TASK BRIEF: Skip any picture you find and retype all the remaining lines exactly.

[Items listed in a dataset]
_____

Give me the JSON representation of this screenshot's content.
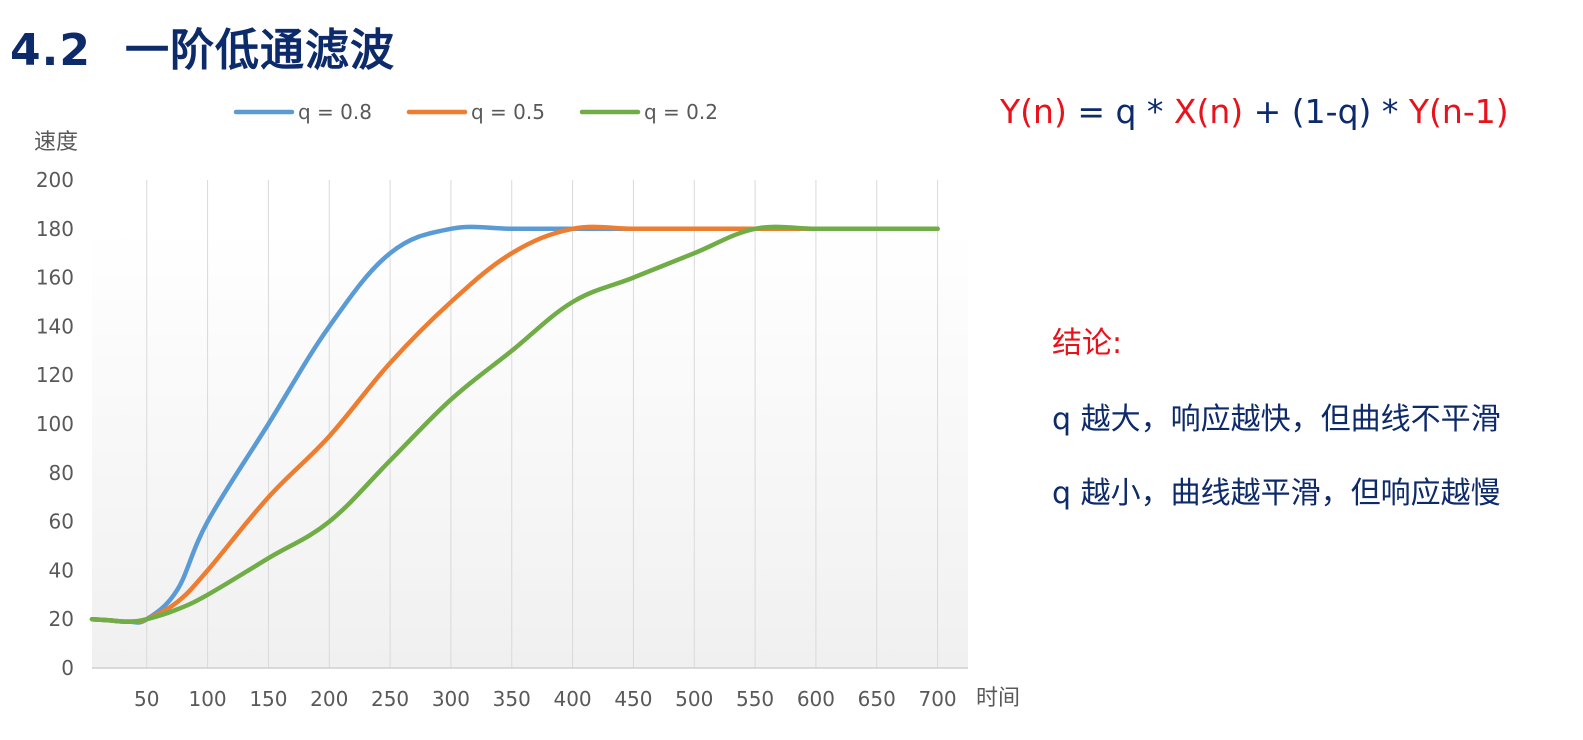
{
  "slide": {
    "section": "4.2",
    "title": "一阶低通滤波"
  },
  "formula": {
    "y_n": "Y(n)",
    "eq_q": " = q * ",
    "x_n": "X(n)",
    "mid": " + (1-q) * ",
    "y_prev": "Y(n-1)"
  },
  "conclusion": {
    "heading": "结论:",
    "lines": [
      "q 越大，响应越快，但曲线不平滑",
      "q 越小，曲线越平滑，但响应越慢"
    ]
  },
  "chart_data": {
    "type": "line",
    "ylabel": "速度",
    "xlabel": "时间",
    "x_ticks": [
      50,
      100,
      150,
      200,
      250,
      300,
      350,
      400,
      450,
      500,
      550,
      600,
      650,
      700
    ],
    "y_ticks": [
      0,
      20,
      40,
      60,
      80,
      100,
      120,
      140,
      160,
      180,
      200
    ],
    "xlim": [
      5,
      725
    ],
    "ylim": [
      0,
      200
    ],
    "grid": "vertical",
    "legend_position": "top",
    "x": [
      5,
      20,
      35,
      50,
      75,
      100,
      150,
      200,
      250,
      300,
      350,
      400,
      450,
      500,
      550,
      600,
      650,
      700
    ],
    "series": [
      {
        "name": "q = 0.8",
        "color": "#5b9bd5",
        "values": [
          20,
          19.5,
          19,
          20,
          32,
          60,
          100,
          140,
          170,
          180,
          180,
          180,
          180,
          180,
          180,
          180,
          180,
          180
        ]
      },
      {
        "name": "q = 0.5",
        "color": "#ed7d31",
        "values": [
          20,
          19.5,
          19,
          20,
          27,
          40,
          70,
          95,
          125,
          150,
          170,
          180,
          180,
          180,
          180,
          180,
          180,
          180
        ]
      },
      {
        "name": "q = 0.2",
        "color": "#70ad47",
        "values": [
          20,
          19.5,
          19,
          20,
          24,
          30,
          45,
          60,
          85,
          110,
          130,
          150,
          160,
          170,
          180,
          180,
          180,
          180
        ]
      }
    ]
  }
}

_____

RESULT OF THIS TASK:
Give me the JSON representation of this screenshot's content.
{
  "slide": {
    "section": "4.2",
    "title": "一阶低通滤波"
  },
  "formula": {
    "y_n": "Y(n)",
    "eq_q": " = q * ",
    "x_n": "X(n)",
    "mid": " + (1-q) * ",
    "y_prev": "Y(n-1)"
  },
  "conclusion": {
    "heading": "结论:",
    "lines": [
      "q 越大，响应越快，但曲线不平滑",
      "q 越小，曲线越平滑，但响应越慢"
    ]
  },
  "chart_data": {
    "type": "line",
    "ylabel": "速度",
    "xlabel": "时间",
    "x_ticks": [
      50,
      100,
      150,
      200,
      250,
      300,
      350,
      400,
      450,
      500,
      550,
      600,
      650,
      700
    ],
    "y_ticks": [
      0,
      20,
      40,
      60,
      80,
      100,
      120,
      140,
      160,
      180,
      200
    ],
    "xlim": [
      5,
      725
    ],
    "ylim": [
      0,
      200
    ],
    "grid": "vertical",
    "legend_position": "top",
    "x": [
      5,
      20,
      35,
      50,
      75,
      100,
      150,
      200,
      250,
      300,
      350,
      400,
      450,
      500,
      550,
      600,
      650,
      700
    ],
    "series": [
      {
        "name": "q = 0.8",
        "color": "#5b9bd5",
        "values": [
          20,
          19.5,
          19,
          20,
          32,
          60,
          100,
          140,
          170,
          180,
          180,
          180,
          180,
          180,
          180,
          180,
          180,
          180
        ]
      },
      {
        "name": "q = 0.5",
        "color": "#ed7d31",
        "values": [
          20,
          19.5,
          19,
          20,
          27,
          40,
          70,
          95,
          125,
          150,
          170,
          180,
          180,
          180,
          180,
          180,
          180,
          180
        ]
      },
      {
        "name": "q = 0.2",
        "color": "#70ad47",
        "values": [
          20,
          19.5,
          19,
          20,
          24,
          30,
          45,
          60,
          85,
          110,
          130,
          150,
          160,
          170,
          180,
          180,
          180,
          180
        ]
      }
    ]
  }
}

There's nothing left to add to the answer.